====== Material shown
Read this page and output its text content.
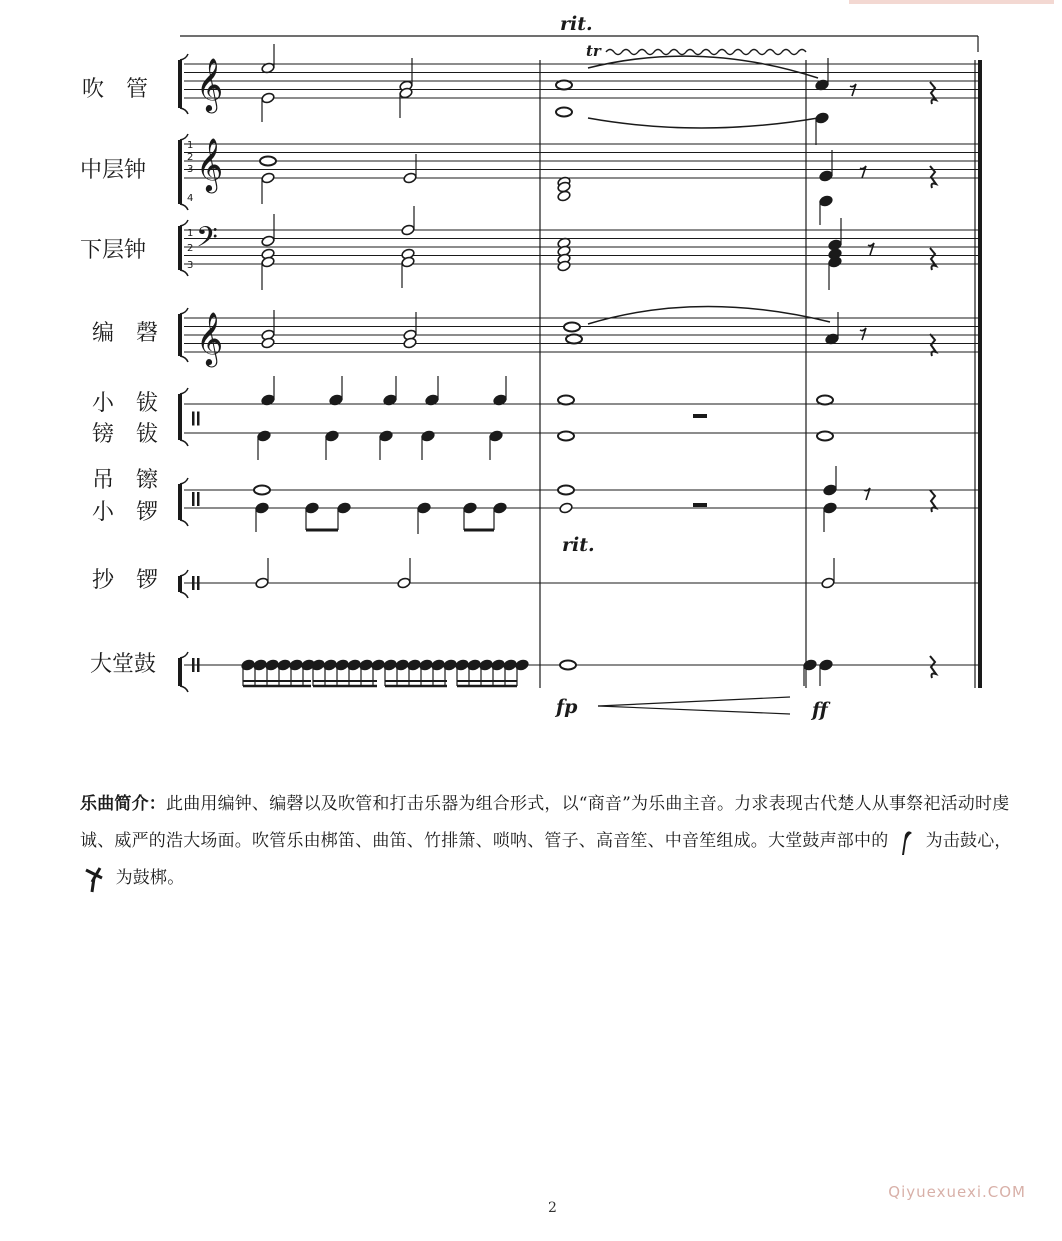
rit.
𝄞
𝄞
𝄢
𝄞
吹　管
中层钟
下层钟
编　磬
小　钹
镑　钹
吊　镲
小　锣
抄　锣
大堂鼓
1
2
3
4
1
2
3
tr
rit.
fp	ff
乐曲简介：此曲用编钟、编磬以及吹管和打击乐器为组合形式，以“商音”为乐曲主音。力求表现古代楚人从事祭祀活动时虔诚、威严的浩大场面。吹管乐由梆笛、曲笛、竹排箫、唢呐、管子、高音笙、中音笙组成。大堂鼓声部中的 为击鼓心，  为鼓梆。
2
Qiyuexuexi.COM
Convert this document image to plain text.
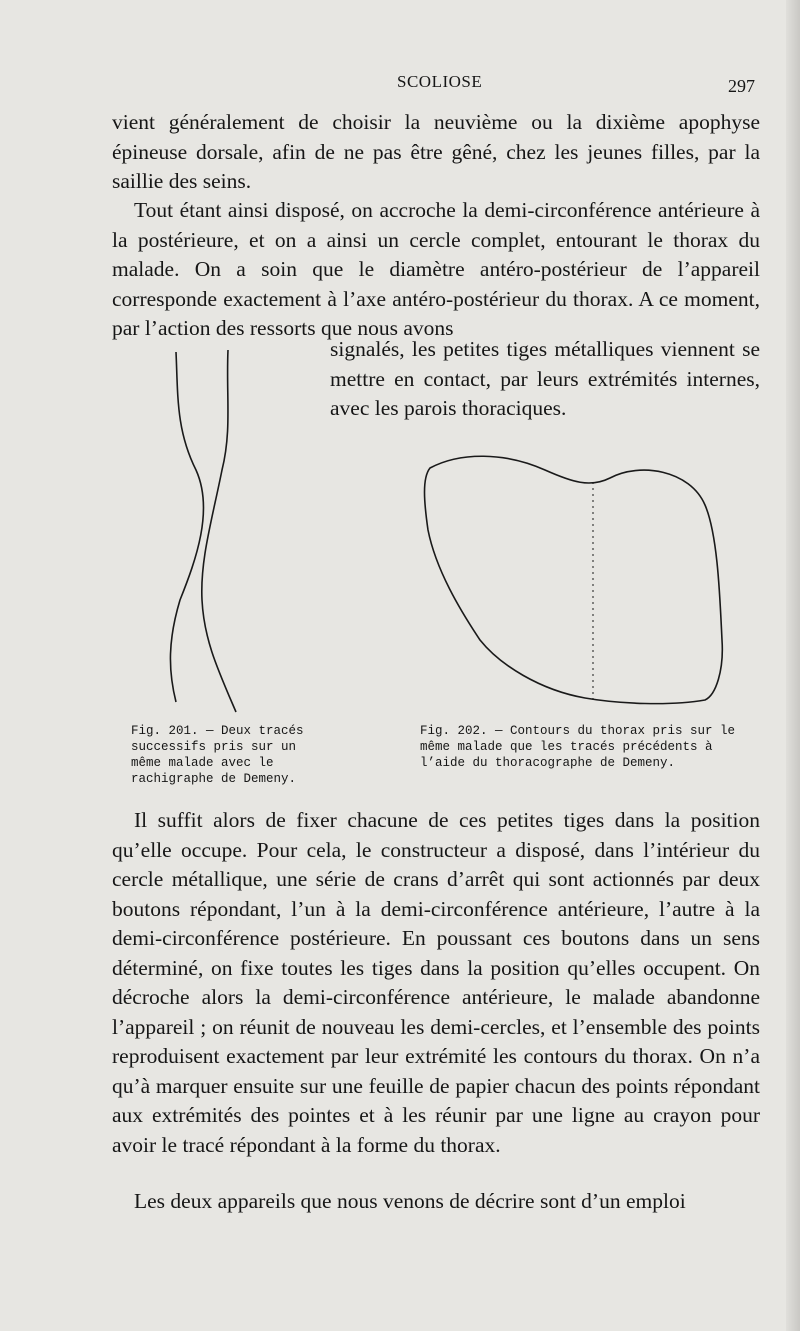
SCOLIOSE	297

vient généralement de choisir la neuvième ou la dixième apophyse épineuse dorsale, afin de ne pas être gêné, chez les jeunes filles, par la saillie des seins.

Tout étant ainsi disposé, on accroche la demi-circonférence antérieure à la postérieure, et on a ainsi un cercle complet, entourant le thorax du malade. On a soin que le diamètre antéro-postérieur de l’appareil corresponde exactement à l’axe antéro-postérieur du thorax. A ce moment, par l’action des ressorts que nous avons

signalés, les petites tiges métalliques viennent se mettre en contact, par leurs extrémités internes, avec les parois thoraciques.

Fig. 201. — Deux tracés successifs pris sur un même malade avec le rachigraphe de Demeny.

Fig. 202. — Contours du thorax pris sur le même malade que les tracés précédents à l’aide du thoracographe de Demeny.

Il suffit alors de fixer chacune de ces petites tiges dans la position qu’elle occupe. Pour cela, le constructeur a disposé, dans l’intérieur du cercle métallique, une série de crans d’arrêt qui sont actionnés par deux boutons répondant, l’un à la demi-circonférence antérieure, l’autre à la demi-circonférence postérieure. En poussant ces boutons dans un sens déterminé, on fixe toutes les tiges dans la position qu’elles occupent. On décroche alors la demi-circonférence antérieure, le malade abandonne l’appareil ; on réunit de nouveau les demi-cercles, et l’ensemble des points reproduisent exactement par leur extrémité les contours du thorax. On n’a qu’à marquer ensuite sur une feuille de papier chacun des points répondant aux extrémités des pointes et à les réunir par une ligne au crayon pour avoir le tracé répondant à la forme du thorax.

Les deux appareils que nous venons de décrire sont d’un emploi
============
Stated exercise. Please set down each line of the data above exactly as written, without the pictures.

Task answer.
Read this page and output its text content.
rit.
𝄞
𝄞
𝄢
𝄞
吹　管
中层钟
下层钟
编　磬
小　钹
镑　钹
吊　镲
小　锣
抄　锣
大堂鼓
1
2
3
4
1
2
3
tr
rit.
fp	ff
乐曲简介：此曲用编钟、编磬以及吹管和打击乐器为组合形式，以“商音”为乐曲主音。力求表现古代楚人从事祭祀活动时虔诚、威严的浩大场面。吹管乐由梆笛、曲笛、竹排箫、唢呐、管子、高音笙、中音笙组成。大堂鼓声部中的 为击鼓心，  为鼓梆。
2
Qiyuexuexi.COM
Convert this document image to plain text.
SCOLIOSE	297

vient généralement de choisir la neuvième ou la dixième apophyse épineuse dorsale, afin de ne pas être gêné, chez les jeunes filles, par la saillie des seins.

Tout étant ainsi disposé, on accroche la demi-circonférence antérieure à la postérieure, et on a ainsi un cercle complet, entourant le thorax du malade. On a soin que le diamètre antéro-postérieur de l’appareil corresponde exactement à l’axe antéro-postérieur du thorax. A ce moment, par l’action des ressorts que nous avons

signalés, les petites tiges métalliques viennent se mettre en contact, par leurs extrémités internes, avec les parois thoraciques.

Fig. 201. — Deux tracés successifs pris sur un même malade avec le rachigraphe de Demeny.

Fig. 202. — Contours du thorax pris sur le même malade que les tracés précédents à l’aide du thoracographe de Demeny.

Il suffit alors de fixer chacune de ces petites tiges dans la position qu’elle occupe. Pour cela, le constructeur a disposé, dans l’intérieur du cercle métallique, une série de crans d’arrêt qui sont actionnés par deux boutons répondant, l’un à la demi-circonférence antérieure, l’autre à la demi-circonférence postérieure. En poussant ces boutons dans un sens déterminé, on fixe toutes les tiges dans la position qu’elles occupent. On décroche alors la demi-circonférence antérieure, le malade abandonne l’appareil ; on réunit de nouveau les demi-cercles, et l’ensemble des points reproduisent exactement par leur extrémité les contours du thorax. On n’a qu’à marquer ensuite sur une feuille de papier chacun des points répondant aux extrémités des pointes et à les réunir par une ligne au crayon pour avoir le tracé répondant à la forme du thorax.

Les deux appareils que nous venons de décrire sont d’un emploi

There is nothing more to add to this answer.